From the material below, list every line containing "structured".

+-------+

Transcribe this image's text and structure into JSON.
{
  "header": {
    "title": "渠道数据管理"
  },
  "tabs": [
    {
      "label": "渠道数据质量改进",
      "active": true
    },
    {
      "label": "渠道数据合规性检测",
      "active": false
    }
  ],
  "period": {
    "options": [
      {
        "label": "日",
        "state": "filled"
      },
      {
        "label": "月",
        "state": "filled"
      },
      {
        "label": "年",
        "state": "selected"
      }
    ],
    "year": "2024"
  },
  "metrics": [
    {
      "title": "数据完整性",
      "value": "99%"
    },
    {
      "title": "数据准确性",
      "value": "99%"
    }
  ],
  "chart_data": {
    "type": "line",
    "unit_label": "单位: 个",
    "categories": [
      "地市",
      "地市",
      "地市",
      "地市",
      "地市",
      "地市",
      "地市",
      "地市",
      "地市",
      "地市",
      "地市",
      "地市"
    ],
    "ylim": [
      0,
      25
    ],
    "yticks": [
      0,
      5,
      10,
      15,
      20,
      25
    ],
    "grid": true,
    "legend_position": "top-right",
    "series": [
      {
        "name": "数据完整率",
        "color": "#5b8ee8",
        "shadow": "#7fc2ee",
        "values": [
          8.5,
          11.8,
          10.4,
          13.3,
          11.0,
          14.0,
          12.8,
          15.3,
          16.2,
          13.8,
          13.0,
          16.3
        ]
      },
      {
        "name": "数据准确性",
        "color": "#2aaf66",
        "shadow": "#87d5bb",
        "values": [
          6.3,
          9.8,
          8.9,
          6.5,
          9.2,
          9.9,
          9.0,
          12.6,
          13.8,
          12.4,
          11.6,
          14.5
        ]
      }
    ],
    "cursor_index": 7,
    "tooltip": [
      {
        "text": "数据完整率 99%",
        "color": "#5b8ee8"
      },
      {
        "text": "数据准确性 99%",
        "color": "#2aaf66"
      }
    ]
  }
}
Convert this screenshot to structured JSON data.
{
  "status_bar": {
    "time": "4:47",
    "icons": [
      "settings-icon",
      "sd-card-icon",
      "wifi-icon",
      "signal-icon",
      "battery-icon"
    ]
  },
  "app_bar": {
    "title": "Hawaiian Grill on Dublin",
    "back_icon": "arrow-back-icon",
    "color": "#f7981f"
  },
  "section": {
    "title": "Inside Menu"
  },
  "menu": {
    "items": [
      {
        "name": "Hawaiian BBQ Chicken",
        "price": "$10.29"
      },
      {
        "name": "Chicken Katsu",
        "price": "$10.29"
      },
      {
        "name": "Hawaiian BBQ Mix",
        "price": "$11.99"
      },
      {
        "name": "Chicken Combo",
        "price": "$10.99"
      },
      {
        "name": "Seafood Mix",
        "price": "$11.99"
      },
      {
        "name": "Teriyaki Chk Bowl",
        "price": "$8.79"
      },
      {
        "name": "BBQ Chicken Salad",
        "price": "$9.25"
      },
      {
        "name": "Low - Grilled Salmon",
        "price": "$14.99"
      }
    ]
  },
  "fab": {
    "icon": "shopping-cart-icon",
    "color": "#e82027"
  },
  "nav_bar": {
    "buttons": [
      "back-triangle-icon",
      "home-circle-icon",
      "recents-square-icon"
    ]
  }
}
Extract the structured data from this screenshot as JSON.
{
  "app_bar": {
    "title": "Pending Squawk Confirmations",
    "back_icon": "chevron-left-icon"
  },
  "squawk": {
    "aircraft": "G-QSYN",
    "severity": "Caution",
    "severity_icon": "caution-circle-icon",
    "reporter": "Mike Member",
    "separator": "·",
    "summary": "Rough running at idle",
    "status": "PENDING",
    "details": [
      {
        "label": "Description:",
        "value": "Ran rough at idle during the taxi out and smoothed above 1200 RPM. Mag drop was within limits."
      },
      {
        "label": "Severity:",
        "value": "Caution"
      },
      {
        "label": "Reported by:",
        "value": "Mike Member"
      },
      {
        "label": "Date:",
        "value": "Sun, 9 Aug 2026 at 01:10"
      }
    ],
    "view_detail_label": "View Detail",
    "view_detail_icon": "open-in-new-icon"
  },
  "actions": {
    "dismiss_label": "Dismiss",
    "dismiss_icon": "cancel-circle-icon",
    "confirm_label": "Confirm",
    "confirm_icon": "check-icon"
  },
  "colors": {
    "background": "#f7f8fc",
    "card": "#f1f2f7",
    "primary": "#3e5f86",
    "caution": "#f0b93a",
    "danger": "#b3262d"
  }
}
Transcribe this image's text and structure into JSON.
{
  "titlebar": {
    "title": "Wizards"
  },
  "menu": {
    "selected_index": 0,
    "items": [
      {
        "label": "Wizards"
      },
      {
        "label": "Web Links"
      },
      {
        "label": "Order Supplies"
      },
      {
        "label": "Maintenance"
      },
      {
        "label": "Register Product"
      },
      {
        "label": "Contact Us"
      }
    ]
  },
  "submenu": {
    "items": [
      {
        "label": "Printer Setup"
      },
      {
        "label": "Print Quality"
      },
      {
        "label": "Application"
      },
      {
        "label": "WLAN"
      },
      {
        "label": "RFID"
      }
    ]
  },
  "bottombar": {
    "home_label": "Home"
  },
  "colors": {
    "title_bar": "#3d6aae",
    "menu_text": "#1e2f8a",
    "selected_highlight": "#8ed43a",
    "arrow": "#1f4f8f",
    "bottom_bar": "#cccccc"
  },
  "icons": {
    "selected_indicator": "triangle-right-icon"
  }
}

+-------+

> PROBLEM SOLUTION:
Convert this screenshot to structured JSON data.
Extract the structured data from this screenshot as JSON.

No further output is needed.